— Begin Records supplied —
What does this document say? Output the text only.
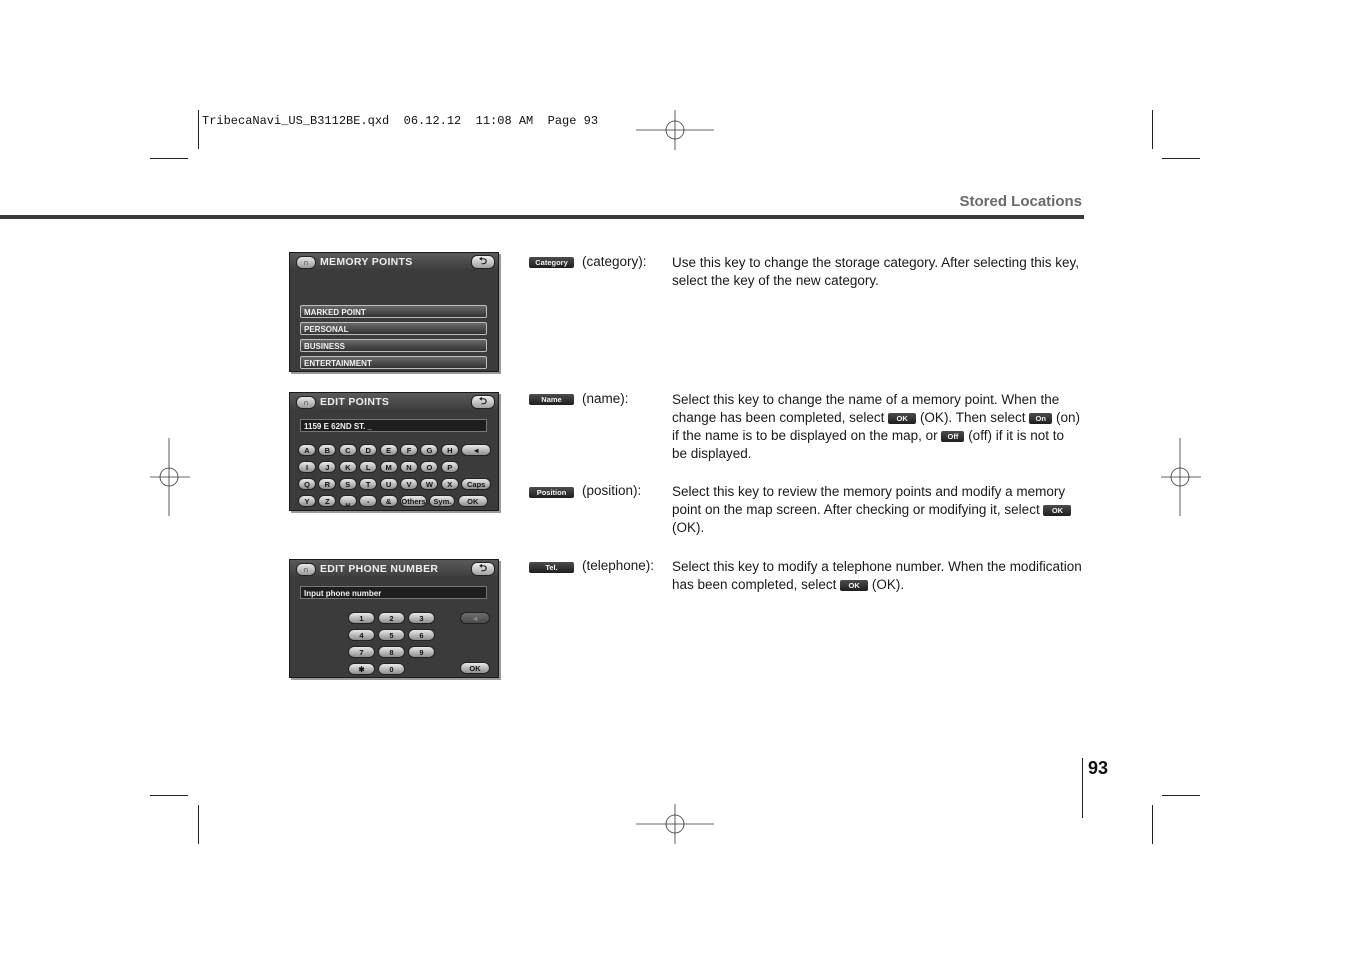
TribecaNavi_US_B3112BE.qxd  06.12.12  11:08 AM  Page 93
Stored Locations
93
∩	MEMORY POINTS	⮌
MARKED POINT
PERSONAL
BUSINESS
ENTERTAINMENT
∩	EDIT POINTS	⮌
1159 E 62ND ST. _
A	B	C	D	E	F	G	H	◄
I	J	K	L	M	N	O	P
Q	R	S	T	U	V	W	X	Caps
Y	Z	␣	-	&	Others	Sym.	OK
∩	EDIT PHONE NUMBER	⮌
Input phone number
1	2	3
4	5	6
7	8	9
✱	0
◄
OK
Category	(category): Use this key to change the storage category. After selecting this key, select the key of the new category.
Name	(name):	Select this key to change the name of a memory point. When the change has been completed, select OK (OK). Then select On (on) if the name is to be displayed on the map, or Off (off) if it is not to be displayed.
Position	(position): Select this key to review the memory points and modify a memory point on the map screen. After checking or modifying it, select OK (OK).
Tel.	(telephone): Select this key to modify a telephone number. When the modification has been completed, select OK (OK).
— End Records supplied —
— Begin Records supplied —
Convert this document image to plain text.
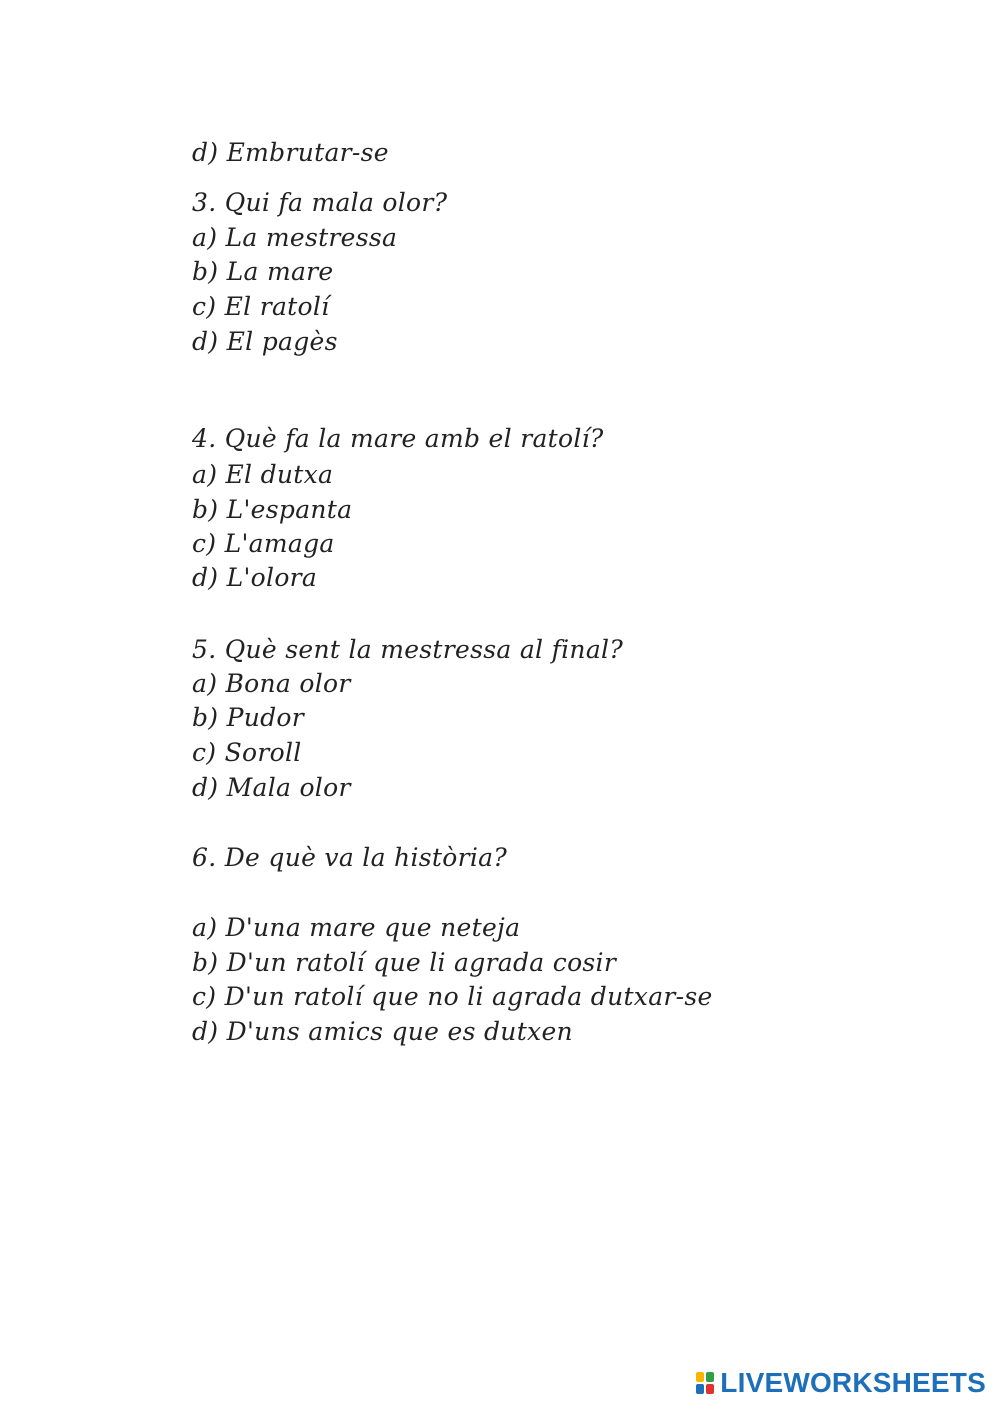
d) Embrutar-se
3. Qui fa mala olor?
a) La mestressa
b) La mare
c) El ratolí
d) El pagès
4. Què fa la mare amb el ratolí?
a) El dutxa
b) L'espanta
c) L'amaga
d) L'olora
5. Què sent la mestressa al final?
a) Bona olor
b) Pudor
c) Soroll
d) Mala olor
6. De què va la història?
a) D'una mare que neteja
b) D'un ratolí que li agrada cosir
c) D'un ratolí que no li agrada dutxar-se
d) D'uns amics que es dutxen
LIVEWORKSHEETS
— End Records supplied —
— Begin Records supplied —
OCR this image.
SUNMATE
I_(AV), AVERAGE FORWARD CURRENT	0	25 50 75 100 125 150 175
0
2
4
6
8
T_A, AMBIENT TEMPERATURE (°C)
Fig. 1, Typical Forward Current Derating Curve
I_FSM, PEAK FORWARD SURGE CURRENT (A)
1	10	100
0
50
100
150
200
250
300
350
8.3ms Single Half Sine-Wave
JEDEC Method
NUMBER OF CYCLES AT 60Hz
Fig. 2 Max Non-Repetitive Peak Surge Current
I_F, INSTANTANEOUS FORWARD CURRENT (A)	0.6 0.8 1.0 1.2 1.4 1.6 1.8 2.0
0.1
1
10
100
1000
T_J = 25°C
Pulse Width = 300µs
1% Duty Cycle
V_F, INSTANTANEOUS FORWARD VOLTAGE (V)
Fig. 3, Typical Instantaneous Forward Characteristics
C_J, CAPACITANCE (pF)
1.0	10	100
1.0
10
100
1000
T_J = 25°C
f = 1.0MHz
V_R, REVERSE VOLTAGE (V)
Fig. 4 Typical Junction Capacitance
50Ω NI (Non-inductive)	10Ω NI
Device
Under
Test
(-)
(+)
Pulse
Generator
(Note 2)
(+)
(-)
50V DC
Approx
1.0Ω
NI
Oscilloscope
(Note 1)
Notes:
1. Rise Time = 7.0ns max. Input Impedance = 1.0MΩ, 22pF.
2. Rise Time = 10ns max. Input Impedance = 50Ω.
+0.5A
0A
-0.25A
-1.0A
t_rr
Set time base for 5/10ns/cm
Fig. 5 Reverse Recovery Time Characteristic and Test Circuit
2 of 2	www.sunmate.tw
— End Records supplied —
■ **Exercise details**
From the entries above, copy out every line where the string "change" appears.

■ **The completed task**
Category	(category): Use this key to change the storage category. After selecting this key, select the key of the new category.
Name	(name):	Select this key to change the name of a memory point. When the change has been completed, select OK (OK). Then select On (on) if the name is to be displayed on the map, or Off (off) if it is not to be displayed.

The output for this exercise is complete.